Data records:
※

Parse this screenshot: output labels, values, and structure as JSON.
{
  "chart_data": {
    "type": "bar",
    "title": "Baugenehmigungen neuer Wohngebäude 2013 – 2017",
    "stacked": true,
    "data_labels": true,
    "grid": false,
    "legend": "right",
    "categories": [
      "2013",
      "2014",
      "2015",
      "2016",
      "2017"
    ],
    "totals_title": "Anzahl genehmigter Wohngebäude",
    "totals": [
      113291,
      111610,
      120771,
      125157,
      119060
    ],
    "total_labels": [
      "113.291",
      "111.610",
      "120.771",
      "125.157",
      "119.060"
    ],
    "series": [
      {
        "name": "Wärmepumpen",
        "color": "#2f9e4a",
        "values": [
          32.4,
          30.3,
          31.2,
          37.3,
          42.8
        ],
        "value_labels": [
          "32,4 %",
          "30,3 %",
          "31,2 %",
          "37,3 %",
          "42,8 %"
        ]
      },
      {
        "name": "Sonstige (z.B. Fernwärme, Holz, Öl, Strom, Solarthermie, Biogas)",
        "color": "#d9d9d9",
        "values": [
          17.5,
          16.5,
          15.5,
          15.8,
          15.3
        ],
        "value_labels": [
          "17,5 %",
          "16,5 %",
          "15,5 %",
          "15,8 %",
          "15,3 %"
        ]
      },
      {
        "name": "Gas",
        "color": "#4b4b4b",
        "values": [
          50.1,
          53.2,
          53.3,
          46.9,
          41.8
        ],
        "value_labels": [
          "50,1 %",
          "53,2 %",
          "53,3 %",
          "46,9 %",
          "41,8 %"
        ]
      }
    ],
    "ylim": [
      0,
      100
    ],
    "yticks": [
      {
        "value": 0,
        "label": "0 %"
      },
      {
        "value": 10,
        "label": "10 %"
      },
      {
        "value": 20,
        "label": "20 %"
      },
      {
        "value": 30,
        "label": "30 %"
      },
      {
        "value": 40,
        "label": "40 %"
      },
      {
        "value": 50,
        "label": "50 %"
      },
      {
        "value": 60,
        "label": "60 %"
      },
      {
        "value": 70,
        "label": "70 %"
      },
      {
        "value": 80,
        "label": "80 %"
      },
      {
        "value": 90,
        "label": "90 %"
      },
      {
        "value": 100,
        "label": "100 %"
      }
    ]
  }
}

※

Aim of the task: Scan the material and collect every line that contains "color".

Task response:
        "color": "#2f9e4a",
        "color": "#d9d9d9",
        "color": "#4b4b4b",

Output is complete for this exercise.